Some records:
---+---
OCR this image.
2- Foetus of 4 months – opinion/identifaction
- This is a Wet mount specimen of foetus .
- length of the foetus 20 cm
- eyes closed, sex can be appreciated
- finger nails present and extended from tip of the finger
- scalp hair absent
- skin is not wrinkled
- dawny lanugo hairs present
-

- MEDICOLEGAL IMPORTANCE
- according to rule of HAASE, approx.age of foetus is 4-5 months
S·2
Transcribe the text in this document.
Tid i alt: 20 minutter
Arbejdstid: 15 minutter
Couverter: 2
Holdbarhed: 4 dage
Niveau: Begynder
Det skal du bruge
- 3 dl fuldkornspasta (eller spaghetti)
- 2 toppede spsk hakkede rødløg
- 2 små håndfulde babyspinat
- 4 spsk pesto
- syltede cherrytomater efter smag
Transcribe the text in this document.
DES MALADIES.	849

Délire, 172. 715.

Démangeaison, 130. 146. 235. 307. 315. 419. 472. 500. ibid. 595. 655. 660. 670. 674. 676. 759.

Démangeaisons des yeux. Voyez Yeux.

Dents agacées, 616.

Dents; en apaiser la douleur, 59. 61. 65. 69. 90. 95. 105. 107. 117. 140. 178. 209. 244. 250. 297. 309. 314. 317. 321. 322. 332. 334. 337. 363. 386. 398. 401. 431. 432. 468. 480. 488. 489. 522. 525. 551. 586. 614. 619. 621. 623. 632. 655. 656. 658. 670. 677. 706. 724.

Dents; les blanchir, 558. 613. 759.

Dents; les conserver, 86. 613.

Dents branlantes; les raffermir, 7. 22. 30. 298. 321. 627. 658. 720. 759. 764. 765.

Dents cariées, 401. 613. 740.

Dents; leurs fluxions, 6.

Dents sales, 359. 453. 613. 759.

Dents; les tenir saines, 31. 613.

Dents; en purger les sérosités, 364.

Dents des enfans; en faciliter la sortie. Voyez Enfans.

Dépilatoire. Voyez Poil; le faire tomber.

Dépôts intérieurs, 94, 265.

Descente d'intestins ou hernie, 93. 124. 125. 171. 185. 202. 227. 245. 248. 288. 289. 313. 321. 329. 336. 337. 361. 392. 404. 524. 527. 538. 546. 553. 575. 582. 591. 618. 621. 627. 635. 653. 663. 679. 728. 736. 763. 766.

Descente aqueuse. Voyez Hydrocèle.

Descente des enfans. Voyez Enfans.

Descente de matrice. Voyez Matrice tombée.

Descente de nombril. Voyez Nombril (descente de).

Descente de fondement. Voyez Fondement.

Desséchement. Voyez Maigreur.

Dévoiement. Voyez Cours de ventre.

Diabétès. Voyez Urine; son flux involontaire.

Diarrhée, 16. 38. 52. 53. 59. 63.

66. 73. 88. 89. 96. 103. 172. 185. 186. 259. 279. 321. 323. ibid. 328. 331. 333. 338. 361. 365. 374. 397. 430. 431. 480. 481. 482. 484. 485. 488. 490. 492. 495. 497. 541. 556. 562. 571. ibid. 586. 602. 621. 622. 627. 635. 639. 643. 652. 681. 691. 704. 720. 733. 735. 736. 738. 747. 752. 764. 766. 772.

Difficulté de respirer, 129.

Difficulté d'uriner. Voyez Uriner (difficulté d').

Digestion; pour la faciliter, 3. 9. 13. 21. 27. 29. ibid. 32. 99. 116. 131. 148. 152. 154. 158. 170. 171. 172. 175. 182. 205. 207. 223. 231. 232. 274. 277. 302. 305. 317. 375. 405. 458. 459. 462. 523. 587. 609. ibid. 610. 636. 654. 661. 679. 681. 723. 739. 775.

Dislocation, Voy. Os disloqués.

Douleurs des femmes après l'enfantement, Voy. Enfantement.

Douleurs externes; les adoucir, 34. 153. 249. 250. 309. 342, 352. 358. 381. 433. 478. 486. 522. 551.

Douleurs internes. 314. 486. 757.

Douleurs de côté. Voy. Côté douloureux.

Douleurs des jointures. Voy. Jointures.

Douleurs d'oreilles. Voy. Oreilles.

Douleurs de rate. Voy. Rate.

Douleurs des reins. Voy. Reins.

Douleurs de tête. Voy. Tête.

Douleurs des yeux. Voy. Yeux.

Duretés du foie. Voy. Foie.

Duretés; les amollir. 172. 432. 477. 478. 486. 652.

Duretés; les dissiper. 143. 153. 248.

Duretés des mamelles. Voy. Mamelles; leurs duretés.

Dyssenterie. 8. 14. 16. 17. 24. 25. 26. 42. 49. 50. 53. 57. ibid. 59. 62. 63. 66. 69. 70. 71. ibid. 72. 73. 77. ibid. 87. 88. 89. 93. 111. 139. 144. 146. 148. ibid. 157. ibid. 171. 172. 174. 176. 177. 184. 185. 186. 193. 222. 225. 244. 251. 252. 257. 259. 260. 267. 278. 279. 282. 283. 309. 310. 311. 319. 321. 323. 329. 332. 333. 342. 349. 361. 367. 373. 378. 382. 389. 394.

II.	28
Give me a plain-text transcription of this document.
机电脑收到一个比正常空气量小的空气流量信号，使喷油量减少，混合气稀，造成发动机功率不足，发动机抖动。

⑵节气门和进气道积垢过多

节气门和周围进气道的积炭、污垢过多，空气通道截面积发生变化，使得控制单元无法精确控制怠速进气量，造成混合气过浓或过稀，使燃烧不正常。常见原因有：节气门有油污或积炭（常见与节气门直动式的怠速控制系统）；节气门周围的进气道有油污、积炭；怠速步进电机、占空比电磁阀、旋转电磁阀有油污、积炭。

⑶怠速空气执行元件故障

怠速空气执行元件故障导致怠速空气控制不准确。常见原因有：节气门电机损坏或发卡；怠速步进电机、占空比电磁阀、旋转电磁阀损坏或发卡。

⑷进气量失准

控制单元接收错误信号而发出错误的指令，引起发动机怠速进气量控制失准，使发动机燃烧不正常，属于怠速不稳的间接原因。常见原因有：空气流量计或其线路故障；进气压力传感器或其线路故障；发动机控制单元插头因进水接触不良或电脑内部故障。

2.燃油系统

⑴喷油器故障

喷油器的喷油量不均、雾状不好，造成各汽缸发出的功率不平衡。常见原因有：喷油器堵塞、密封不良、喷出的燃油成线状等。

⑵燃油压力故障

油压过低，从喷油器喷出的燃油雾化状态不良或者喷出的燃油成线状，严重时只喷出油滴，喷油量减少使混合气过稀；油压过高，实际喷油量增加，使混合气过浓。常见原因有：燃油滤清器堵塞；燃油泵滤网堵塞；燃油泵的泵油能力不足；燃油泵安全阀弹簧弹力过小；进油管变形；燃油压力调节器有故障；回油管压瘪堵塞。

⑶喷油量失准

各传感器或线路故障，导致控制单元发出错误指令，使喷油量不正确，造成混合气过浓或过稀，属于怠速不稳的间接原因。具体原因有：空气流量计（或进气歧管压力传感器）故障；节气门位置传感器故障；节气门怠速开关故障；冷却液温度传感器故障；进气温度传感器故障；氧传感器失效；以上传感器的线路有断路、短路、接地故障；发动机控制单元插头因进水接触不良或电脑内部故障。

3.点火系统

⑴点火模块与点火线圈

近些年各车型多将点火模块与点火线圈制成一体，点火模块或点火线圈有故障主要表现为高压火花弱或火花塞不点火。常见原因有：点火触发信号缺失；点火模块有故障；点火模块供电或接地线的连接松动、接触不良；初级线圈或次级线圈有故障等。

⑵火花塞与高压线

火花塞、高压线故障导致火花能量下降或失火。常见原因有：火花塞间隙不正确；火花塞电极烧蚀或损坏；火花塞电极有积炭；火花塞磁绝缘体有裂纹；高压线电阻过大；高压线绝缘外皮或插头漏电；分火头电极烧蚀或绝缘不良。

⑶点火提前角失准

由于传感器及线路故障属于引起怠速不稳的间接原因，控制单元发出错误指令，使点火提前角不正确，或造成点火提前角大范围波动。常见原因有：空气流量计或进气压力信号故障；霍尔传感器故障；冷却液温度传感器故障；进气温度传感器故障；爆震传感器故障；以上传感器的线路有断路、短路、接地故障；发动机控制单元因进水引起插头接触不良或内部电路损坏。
---+---
Directions: Copy out all lines above that include the string "minutter".

Correct response:
Tid i alt: 20 minutter
Arbejdstid: 15 minutter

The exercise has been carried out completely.